ENTRIES SHOWN:
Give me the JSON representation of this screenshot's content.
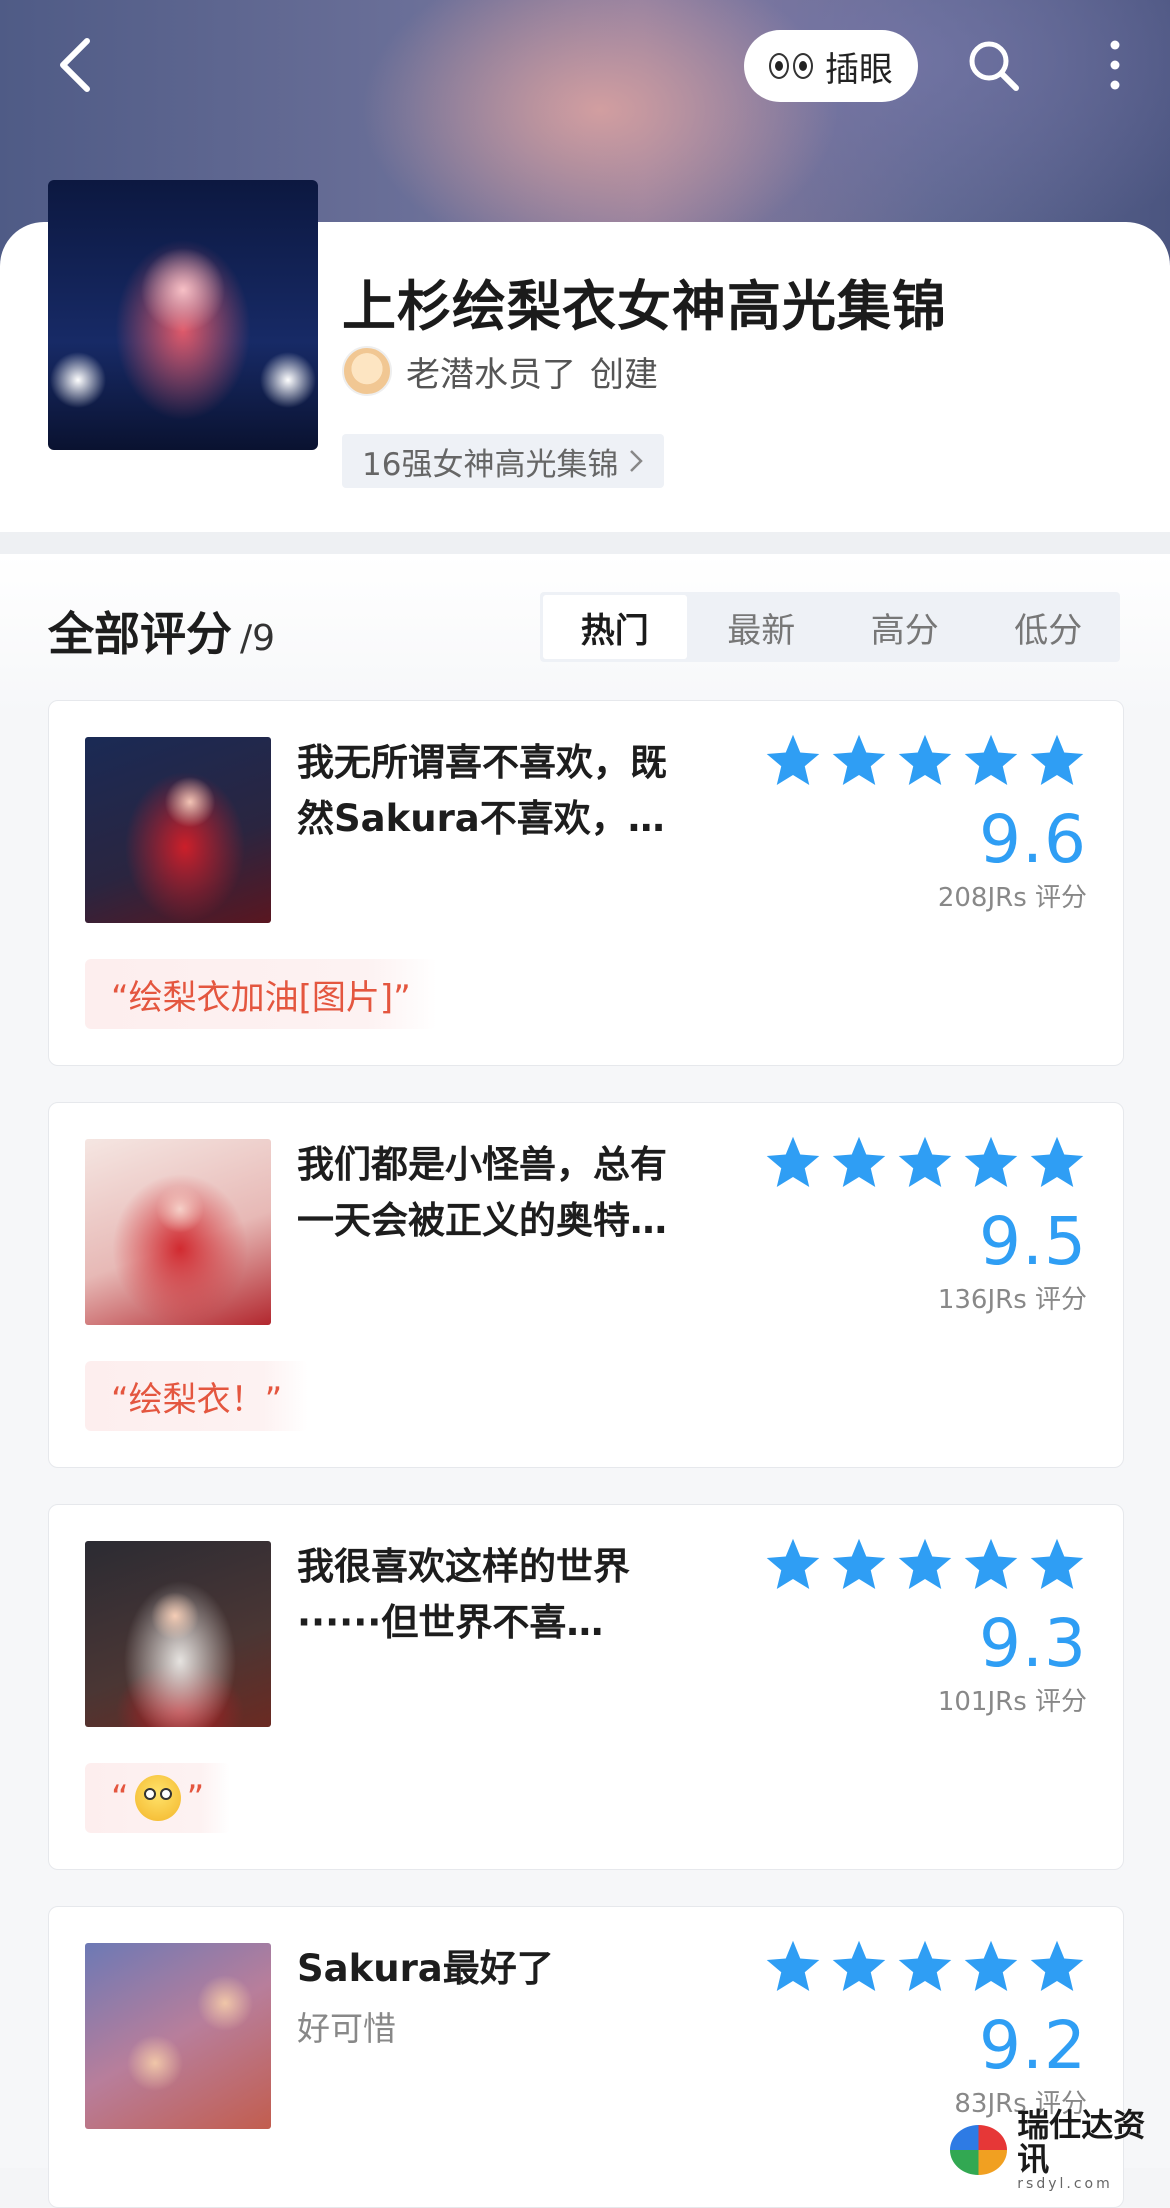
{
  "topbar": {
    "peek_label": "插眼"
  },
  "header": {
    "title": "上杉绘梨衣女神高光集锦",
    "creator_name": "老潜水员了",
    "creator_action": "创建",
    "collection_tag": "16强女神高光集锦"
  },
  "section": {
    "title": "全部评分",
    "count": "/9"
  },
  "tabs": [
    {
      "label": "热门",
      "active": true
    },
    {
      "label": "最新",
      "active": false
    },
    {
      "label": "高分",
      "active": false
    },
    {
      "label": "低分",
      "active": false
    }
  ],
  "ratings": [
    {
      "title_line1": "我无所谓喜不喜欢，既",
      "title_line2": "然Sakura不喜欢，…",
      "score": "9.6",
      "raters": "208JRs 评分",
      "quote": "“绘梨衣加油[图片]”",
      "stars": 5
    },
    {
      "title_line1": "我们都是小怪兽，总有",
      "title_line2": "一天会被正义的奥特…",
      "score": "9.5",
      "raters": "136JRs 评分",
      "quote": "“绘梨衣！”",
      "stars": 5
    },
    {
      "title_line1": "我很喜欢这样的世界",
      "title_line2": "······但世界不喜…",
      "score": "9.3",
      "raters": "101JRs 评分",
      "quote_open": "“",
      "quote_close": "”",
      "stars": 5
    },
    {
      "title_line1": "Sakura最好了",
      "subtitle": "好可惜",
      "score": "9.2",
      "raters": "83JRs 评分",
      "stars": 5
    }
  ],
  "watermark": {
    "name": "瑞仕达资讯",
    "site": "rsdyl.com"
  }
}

GIVEN PROBLEM:
Every record above should be written out again without change, except that the pictures are left out.

FINISHED EXERCISE:
Give me the JSON representation of this screenshot's content.
{
  "topbar": {
    "peek_label": "插眼"
  },
  "header": {
    "title": "上杉绘梨衣女神高光集锦",
    "creator_name": "老潜水员了",
    "creator_action": "创建",
    "collection_tag": "16强女神高光集锦"
  },
  "section": {
    "title": "全部评分",
    "count": "/9"
  },
  "tabs": [
    {
      "label": "热门",
      "active": true
    },
    {
      "label": "最新",
      "active": false
    },
    {
      "label": "高分",
      "active": false
    },
    {
      "label": "低分",
      "active": false
    }
  ],
  "ratings": [
    {
      "title_line1": "我无所谓喜不喜欢，既",
      "title_line2": "然Sakura不喜欢，…",
      "score": "9.6",
      "raters": "208JRs 评分",
      "quote": "“绘梨衣加油[图片]”",
      "stars": 5
    },
    {
      "title_line1": "我们都是小怪兽，总有",
      "title_line2": "一天会被正义的奥特…",
      "score": "9.5",
      "raters": "136JRs 评分",
      "quote": "“绘梨衣！”",
      "stars": 5
    },
    {
      "title_line1": "我很喜欢这样的世界",
      "title_line2": "······但世界不喜…",
      "score": "9.3",
      "raters": "101JRs 评分",
      "quote_open": "“",
      "quote_close": "”",
      "stars": 5
    },
    {
      "title_line1": "Sakura最好了",
      "subtitle": "好可惜",
      "score": "9.2",
      "raters": "83JRs 评分",
      "stars": 5
    }
  ],
  "watermark": {
    "name": "瑞仕达资讯",
    "site": "rsdyl.com"
  }
}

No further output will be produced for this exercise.